>> BEGIN Data to use

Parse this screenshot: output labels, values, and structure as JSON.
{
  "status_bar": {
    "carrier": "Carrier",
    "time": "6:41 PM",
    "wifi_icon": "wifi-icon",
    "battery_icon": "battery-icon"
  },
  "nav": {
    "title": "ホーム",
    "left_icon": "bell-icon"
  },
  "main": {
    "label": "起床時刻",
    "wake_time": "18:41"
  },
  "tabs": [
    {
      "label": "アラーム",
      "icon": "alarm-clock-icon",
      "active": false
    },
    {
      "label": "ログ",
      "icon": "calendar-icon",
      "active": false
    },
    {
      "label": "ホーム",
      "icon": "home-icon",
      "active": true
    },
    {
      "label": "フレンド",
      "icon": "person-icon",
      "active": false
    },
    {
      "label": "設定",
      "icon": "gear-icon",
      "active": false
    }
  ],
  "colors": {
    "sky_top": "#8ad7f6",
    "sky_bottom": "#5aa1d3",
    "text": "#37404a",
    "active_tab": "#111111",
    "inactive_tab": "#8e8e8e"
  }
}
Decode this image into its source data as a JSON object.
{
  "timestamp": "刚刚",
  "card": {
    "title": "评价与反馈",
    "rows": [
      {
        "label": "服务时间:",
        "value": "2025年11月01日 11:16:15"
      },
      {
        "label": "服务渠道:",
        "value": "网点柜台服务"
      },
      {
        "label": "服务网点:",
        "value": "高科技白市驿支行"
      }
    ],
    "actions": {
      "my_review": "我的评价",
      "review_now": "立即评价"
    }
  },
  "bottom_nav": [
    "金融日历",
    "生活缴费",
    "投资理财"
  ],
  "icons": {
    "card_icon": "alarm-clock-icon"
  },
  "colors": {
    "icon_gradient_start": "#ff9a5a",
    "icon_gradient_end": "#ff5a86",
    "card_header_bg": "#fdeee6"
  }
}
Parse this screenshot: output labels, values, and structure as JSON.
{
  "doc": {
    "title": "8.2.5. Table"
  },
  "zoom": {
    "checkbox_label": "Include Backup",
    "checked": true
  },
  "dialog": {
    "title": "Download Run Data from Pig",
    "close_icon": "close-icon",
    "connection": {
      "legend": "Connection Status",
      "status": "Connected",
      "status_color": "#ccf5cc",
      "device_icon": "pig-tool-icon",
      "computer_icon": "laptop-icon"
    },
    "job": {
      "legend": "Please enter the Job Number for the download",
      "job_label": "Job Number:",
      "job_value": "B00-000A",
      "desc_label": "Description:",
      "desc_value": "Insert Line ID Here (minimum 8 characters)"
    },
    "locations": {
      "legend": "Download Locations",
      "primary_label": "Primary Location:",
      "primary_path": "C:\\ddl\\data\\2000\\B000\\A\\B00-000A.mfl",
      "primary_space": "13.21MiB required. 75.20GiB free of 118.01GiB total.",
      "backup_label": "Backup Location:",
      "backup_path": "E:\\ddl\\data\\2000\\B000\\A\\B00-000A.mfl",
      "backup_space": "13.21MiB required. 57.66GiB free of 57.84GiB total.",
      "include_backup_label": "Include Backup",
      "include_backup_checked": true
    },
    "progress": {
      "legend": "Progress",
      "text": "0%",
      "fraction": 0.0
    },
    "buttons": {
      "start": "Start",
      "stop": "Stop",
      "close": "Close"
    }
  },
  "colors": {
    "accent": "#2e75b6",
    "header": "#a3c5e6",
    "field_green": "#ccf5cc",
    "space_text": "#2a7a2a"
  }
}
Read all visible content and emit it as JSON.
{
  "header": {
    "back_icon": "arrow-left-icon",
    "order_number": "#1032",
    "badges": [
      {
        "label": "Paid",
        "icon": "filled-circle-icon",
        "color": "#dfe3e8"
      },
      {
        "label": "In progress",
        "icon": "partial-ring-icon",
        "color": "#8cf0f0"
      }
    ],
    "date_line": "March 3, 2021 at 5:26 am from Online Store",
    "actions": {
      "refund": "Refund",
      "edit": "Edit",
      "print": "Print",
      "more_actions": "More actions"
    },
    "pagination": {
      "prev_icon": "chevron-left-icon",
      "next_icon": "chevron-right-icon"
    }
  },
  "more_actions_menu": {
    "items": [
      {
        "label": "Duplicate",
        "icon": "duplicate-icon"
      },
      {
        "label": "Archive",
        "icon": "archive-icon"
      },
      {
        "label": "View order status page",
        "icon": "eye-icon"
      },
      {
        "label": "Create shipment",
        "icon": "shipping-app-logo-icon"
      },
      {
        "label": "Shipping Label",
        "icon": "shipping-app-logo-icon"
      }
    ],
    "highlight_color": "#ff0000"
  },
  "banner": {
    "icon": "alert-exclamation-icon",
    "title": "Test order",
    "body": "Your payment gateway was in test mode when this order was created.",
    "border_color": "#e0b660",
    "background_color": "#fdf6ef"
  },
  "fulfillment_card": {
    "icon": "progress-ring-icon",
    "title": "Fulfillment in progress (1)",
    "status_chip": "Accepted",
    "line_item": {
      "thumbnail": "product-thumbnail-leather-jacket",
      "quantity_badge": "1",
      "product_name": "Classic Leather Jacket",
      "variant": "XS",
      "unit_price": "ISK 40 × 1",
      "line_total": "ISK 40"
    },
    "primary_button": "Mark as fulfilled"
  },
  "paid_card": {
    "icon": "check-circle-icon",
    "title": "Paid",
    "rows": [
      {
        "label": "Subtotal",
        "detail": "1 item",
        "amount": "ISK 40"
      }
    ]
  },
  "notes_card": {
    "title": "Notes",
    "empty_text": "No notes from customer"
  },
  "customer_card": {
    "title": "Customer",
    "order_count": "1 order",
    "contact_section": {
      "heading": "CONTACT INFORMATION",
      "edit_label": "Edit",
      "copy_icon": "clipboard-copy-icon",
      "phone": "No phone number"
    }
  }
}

>> END Data to use

> [Instructions for the task]
Repeat the records above exactly as they appear.

> [Solution for this exercise]
Parse this screenshot: output labels, values, and structure as JSON.
{
  "status_bar": {
    "carrier": "Carrier",
    "time": "6:41 PM",
    "wifi_icon": "wifi-icon",
    "battery_icon": "battery-icon"
  },
  "nav": {
    "title": "ホーム",
    "left_icon": "bell-icon"
  },
  "main": {
    "label": "起床時刻",
    "wake_time": "18:41"
  },
  "tabs": [
    {
      "label": "アラーム",
      "icon": "alarm-clock-icon",
      "active": false
    },
    {
      "label": "ログ",
      "icon": "calendar-icon",
      "active": false
    },
    {
      "label": "ホーム",
      "icon": "home-icon",
      "active": true
    },
    {
      "label": "フレンド",
      "icon": "person-icon",
      "active": false
    },
    {
      "label": "設定",
      "icon": "gear-icon",
      "active": false
    }
  ],
  "colors": {
    "sky_top": "#8ad7f6",
    "sky_bottom": "#5aa1d3",
    "text": "#37404a",
    "active_tab": "#111111",
    "inactive_tab": "#8e8e8e"
  }
}
Decode this image into its source data as a JSON object.
{
  "timestamp": "刚刚",
  "card": {
    "title": "评价与反馈",
    "rows": [
      {
        "label": "服务时间:",
        "value": "2025年11月01日 11:16:15"
      },
      {
        "label": "服务渠道:",
        "value": "网点柜台服务"
      },
      {
        "label": "服务网点:",
        "value": "高科技白市驿支行"
      }
    ],
    "actions": {
      "my_review": "我的评价",
      "review_now": "立即评价"
    }
  },
  "bottom_nav": [
    "金融日历",
    "生活缴费",
    "投资理财"
  ],
  "icons": {
    "card_icon": "alarm-clock-icon"
  },
  "colors": {
    "icon_gradient_start": "#ff9a5a",
    "icon_gradient_end": "#ff5a86",
    "card_header_bg": "#fdeee6"
  }
}
Parse this screenshot: output labels, values, and structure as JSON.
{
  "doc": {
    "title": "8.2.5. Table"
  },
  "zoom": {
    "checkbox_label": "Include Backup",
    "checked": true
  },
  "dialog": {
    "title": "Download Run Data from Pig",
    "close_icon": "close-icon",
    "connection": {
      "legend": "Connection Status",
      "status": "Connected",
      "status_color": "#ccf5cc",
      "device_icon": "pig-tool-icon",
      "computer_icon": "laptop-icon"
    },
    "job": {
      "legend": "Please enter the Job Number for the download",
      "job_label": "Job Number:",
      "job_value": "B00-000A",
      "desc_label": "Description:",
      "desc_value": "Insert Line ID Here (minimum 8 characters)"
    },
    "locations": {
      "legend": "Download Locations",
      "primary_label": "Primary Location:",
      "primary_path": "C:\\ddl\\data\\2000\\B000\\A\\B00-000A.mfl",
      "primary_space": "13.21MiB required. 75.20GiB free of 118.01GiB total.",
      "backup_label": "Backup Location:",
      "backup_path": "E:\\ddl\\data\\2000\\B000\\A\\B00-000A.mfl",
      "backup_space": "13.21MiB required. 57.66GiB free of 57.84GiB total.",
      "include_backup_label": "Include Backup",
      "include_backup_checked": true
    },
    "progress": {
      "legend": "Progress",
      "text": "0%",
      "fraction": 0.0
    },
    "buttons": {
      "start": "Start",
      "stop": "Stop",
      "close": "Close"
    }
  },
  "colors": {
    "accent": "#2e75b6",
    "header": "#a3c5e6",
    "field_green": "#ccf5cc",
    "space_text": "#2a7a2a"
  }
}
Read all visible content and emit it as JSON.
{
  "header": {
    "back_icon": "arrow-left-icon",
    "order_number": "#1032",
    "badges": [
      {
        "label": "Paid",
        "icon": "filled-circle-icon",
        "color": "#dfe3e8"
      },
      {
        "label": "In progress",
        "icon": "partial-ring-icon",
        "color": "#8cf0f0"
      }
    ],
    "date_line": "March 3, 2021 at 5:26 am from Online Store",
    "actions": {
      "refund": "Refund",
      "edit": "Edit",
      "print": "Print",
      "more_actions": "More actions"
    },
    "pagination": {
      "prev_icon": "chevron-left-icon",
      "next_icon": "chevron-right-icon"
    }
  },
  "more_actions_menu": {
    "items": [
      {
        "label": "Duplicate",
        "icon": "duplicate-icon"
      },
      {
        "label": "Archive",
        "icon": "archive-icon"
      },
      {
        "label": "View order status page",
        "icon": "eye-icon"
      },
      {
        "label": "Create shipment",
        "icon": "shipping-app-logo-icon"
      },
      {
        "label": "Shipping Label",
        "icon": "shipping-app-logo-icon"
      }
    ],
    "highlight_color": "#ff0000"
  },
  "banner": {
    "icon": "alert-exclamation-icon",
    "title": "Test order",
    "body": "Your payment gateway was in test mode when this order was created.",
    "border_color": "#e0b660",
    "background_color": "#fdf6ef"
  },
  "fulfillment_card": {
    "icon": "progress-ring-icon",
    "title": "Fulfillment in progress (1)",
    "status_chip": "Accepted",
    "line_item": {
      "thumbnail": "product-thumbnail-leather-jacket",
      "quantity_badge": "1",
      "product_name": "Classic Leather Jacket",
      "variant": "XS",
      "unit_price": "ISK 40 × 1",
      "line_total": "ISK 40"
    },
    "primary_button": "Mark as fulfilled"
  },
  "paid_card": {
    "icon": "check-circle-icon",
    "title": "Paid",
    "rows": [
      {
        "label": "Subtotal",
        "detail": "1 item",
        "amount": "ISK 40"
      }
    ]
  },
  "notes_card": {
    "title": "Notes",
    "empty_text": "No notes from customer"
  },
  "customer_card": {
    "title": "Customer",
    "order_count": "1 order",
    "contact_section": {
      "heading": "CONTACT INFORMATION",
      "edit_label": "Edit",
      "copy_icon": "clipboard-copy-icon",
      "phone": "No phone number"
    }
  }
}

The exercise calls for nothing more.